───── Source document

But he also says he wants to make plans and doesn’t follow through. He also disappears for days at a time with no explanation. He also doesn’t give me a straight answer when I ask if he wants to hang out, and then pretends the conversation never happened next time we talk.
Come again? That POTENTIAL we talked about? Is it still there?
To all of you reading this, I’m guessing you’re sitting there thinking “that guy sounds like a douche” - and I don’t mean French douche as in “shower”, I mean English douche as in DOUCHE BAG. But me being me, a human that both found him attractive and enjoyed our time together, wanted to see him as who I hoped he COULD be. Who I WANTED him to be: a guy that followed through, that communicated clearly around plans, that prioritized making time to see me instead of reaching out when there was nothing better to do.
But he wasn’t that guy. He was both all the things I liked about him, AND all the things that made me feel small and confused and insecure. ALL of those data points were there, most importantly the bad ones, but I shined him up like the French turd he was and hung around for way too long.
The fact is, at any given moment, that guy you’re talking to is being all he can be - for YOU. He is showing you who he is, and what he is. He is showing you his full potential. He is LITERALLY DOING THE BEST HE CAN. For YOU.
He doesn’t text you back? That’s the best he can do, and he won’t do better.
He makes plans and then flakes? That’s the best he can do, and he won’t do better.
He doesn’t take an active interest in learning about you as a person? That’s the best he can do, and he won’t do better.
He doesn’t fight fair when you argue? That’s the best he can do, and he won’t do better.
He’s talking to other girls when you’ve agreed not to see other people? That’s the best he can do, and he won’t do better.
I could give you a million other examples, but here’s the thing! We don’t need 20/20 vision to see what’s right in front of us. Sometimes we see it all, but we toss those unattractive data points to the side. We keep hoping that there’s more, but there isn’t. We keep hoping it will get better with time, but it won’t. Don’t get me wrong, I’m all for hope, but this is one of the only times I’ll probably advise you to give up on something - give up on hoping that a turd will turn into a prince. AIN’T GONNA HAPPEN.

──────────
───── Extracted records

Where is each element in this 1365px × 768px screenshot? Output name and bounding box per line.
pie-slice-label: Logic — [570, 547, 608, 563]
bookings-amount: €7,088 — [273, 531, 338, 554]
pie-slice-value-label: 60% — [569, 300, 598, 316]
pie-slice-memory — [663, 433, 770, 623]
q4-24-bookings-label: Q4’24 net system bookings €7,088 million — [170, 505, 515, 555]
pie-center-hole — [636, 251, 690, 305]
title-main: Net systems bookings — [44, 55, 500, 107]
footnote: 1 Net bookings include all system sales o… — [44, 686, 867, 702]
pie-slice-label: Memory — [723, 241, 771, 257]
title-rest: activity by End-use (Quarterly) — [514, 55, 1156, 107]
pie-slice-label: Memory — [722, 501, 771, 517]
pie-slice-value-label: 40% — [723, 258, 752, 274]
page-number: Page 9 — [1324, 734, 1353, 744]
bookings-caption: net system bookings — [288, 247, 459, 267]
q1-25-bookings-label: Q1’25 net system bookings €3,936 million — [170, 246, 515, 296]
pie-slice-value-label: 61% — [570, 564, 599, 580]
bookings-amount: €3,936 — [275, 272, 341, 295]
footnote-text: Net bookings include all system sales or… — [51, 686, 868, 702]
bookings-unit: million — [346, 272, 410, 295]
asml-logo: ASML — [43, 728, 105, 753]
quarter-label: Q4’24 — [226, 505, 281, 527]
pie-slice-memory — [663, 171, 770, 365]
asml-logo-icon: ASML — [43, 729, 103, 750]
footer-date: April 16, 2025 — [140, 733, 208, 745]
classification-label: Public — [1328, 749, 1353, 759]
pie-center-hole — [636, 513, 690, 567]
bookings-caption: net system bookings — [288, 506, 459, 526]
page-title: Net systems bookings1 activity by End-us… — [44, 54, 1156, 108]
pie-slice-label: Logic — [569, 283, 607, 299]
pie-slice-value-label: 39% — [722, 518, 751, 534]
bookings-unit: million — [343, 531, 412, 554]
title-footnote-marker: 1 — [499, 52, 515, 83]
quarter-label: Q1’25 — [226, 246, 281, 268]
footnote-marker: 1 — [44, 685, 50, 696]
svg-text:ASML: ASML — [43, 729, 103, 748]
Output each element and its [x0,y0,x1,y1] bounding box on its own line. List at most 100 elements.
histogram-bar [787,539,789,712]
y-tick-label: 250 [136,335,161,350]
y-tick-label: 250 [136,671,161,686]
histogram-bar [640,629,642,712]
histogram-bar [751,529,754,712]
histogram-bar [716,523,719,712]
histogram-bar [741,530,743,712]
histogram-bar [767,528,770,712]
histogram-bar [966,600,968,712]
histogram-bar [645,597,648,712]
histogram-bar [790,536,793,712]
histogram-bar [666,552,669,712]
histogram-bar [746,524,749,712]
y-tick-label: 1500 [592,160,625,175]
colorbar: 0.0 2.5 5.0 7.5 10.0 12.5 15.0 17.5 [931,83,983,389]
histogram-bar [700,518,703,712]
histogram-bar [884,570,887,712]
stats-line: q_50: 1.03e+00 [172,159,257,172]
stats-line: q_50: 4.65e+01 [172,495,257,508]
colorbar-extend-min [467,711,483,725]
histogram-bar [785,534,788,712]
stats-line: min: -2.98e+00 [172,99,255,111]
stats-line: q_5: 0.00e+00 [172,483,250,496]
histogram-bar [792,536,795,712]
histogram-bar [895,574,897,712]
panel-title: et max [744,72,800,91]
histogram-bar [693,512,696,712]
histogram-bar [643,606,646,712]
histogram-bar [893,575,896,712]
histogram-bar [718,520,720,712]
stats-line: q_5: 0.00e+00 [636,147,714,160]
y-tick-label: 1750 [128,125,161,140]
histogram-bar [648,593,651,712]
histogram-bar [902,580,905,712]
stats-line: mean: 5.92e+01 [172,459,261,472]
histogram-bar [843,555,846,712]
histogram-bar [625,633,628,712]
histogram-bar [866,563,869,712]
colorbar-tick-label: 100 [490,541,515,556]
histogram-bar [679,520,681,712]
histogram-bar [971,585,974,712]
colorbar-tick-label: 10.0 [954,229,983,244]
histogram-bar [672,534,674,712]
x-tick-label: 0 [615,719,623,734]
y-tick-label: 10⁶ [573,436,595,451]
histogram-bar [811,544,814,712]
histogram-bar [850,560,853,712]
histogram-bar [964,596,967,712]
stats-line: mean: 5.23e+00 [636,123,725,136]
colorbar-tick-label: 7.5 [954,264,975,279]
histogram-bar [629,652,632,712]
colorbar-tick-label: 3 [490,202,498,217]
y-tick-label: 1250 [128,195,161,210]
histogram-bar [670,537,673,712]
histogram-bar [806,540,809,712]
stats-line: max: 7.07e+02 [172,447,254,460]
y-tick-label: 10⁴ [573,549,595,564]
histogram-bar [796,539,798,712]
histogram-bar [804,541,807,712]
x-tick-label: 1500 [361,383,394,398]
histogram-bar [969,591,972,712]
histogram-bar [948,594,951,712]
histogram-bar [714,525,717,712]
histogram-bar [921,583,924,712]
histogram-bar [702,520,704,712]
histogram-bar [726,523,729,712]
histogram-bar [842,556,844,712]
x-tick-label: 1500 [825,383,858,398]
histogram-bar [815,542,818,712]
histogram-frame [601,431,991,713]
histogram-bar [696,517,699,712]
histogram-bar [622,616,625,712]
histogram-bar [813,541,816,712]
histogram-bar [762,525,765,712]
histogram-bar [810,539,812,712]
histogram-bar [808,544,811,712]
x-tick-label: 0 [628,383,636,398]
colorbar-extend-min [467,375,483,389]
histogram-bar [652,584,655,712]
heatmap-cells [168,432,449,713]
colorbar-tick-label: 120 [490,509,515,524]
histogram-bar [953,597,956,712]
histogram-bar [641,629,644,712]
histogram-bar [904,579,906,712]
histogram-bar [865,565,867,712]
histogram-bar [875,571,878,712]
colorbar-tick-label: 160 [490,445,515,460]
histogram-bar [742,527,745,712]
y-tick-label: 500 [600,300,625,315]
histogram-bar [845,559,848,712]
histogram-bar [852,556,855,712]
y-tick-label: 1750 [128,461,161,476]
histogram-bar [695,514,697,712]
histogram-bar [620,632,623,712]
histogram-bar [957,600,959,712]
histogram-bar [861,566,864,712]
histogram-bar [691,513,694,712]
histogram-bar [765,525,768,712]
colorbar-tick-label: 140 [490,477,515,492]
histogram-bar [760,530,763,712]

──────────

§ Problems to solve
(a) In the dating advice passage, list every behavior that is followed by the line "That's the best he can do, and he won't do better."
(b) Carry on writing the dating advice passage, picking up right after its final sentence.

§ Answers to each task
(a)
- He doesn't text you back.
- He makes plans and then flakes.
- He doesn't take an active interest in learning about you as a person.
- He doesn't fight fair when you argue.
- He's talking to other girls when you've agreed not to see other people.

(b)
Are there outliers to this theory? Most likely. Do some turds turn into princes? I’m sure they do! But is that a risk worth taking? What do we sacrifice in the meantime? Our sanity? Our sleep? Our self esteem? Our time? Our effort? Our tears?
Is it worth it?
Sit with that question for a minute.
No, not yet.
Give it another sec.
I really don’t think it’s worth it.
Listen, if you’re into that type of risk, go for it. But there are also PLENTY OF FISH IN THE SEA. To be clear, sometimes I really have trouble convincing myself of this. Sometimes I feel like there’s no one out there for me. Like, will I ever be able to find a man that doesn’t make me feel like crap in one way or another? There are days when it’s REALLY hard for me to believe that’s possible.
But it is.
So hold out. Don’t shine a turd. Turds are exactly what they are - TURDS. So what can we do instead? *enter stage left*
THE ABUNDANCE PHILOSOPHY
Okay, so, this is basically a souped up version of the “plenty of fish in the sea” philosophy, but it’s got some ass behind it, as described in one of my favorite books, Attached - and there are two parts:
PART 1: There are lots of good potential partners out there for you!
Here’s the reality, there are lots of turds to avoid in the dating pool… I mean shit swamp (Jesus, sorry I keep making so many poop analogies, but I’m just going to run with it). Anyways, the premise of this philosophy is “understanding that there are many unique and wonderful individuals out there who may be superb partners for you” - DESPITE THE TURDS. If you’re like me and at times find it hard to believe that you will someone suitable, remind yourself of Part 1 of this philosophy, and do so frequently.
PART 2: Date around, for Pete’s sake
If you’re like me, you may, for example, subconsciously latch onto someone that seems *good* rather quickly because you’re afraid they might be IT for you, and the only other option is a life of solitude (please refer to Part 1, by the way). If this resonates with you, Apply Part 2 of this philosophy, which is to date lots of people. Okay, gotta admit, this kinda makes me want to barf. But GUESS WHAT, when you attach to someone quickly, you don’t give yourself time to truly evaluate if that person is a turd, or not. And if you’ve attached prematurely, you might find yourself SHINING A TURD when you’ve spent enough time with that person to see who they really are. So instead, remember that the more people you go out with, the lower the stakes are PER PERSON, and you enable yourself to have more time to really get to know someone before integrating them into your life more deeply.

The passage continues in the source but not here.